* [Directions]: Identify every line in the records below that contains the word "사용자가", and reproduce each one.

* [Input for this task]:
************

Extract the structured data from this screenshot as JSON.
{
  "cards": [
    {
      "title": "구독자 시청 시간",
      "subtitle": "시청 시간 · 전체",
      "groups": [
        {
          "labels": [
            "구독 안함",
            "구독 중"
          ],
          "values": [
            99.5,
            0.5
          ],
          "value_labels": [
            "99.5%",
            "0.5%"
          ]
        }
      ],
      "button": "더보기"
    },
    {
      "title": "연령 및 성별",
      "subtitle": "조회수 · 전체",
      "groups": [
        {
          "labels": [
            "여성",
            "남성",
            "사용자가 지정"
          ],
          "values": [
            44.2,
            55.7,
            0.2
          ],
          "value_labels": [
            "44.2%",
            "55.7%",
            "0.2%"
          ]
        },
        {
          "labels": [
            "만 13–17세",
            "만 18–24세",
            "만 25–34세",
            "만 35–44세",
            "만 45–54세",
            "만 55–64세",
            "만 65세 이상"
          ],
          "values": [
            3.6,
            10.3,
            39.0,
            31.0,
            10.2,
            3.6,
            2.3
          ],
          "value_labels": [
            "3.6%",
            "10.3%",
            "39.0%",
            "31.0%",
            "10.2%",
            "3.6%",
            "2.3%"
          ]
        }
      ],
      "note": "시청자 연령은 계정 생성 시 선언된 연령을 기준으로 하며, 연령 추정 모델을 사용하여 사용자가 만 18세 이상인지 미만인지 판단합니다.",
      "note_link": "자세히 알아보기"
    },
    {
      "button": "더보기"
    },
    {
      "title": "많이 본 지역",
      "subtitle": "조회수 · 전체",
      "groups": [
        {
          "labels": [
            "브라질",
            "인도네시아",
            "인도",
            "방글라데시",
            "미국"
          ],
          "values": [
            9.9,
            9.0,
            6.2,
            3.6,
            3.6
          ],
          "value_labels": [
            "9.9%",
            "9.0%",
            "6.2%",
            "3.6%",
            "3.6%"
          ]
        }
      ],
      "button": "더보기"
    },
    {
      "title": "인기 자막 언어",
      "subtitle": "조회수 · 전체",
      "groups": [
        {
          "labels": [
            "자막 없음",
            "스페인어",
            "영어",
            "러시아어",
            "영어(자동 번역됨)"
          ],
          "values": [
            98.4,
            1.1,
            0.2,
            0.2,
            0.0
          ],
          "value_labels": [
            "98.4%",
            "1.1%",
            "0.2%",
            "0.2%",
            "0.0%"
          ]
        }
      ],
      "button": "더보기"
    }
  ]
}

************

* [Solution]:
            "사용자가 지정"
      "note": "시청자 연령은 계정 생성 시 선언된 연령을 기준으로 하며, 연령 추정 모델을 사용하여 사용자가 만 18세 이상인지 미만인지 판단합니다.",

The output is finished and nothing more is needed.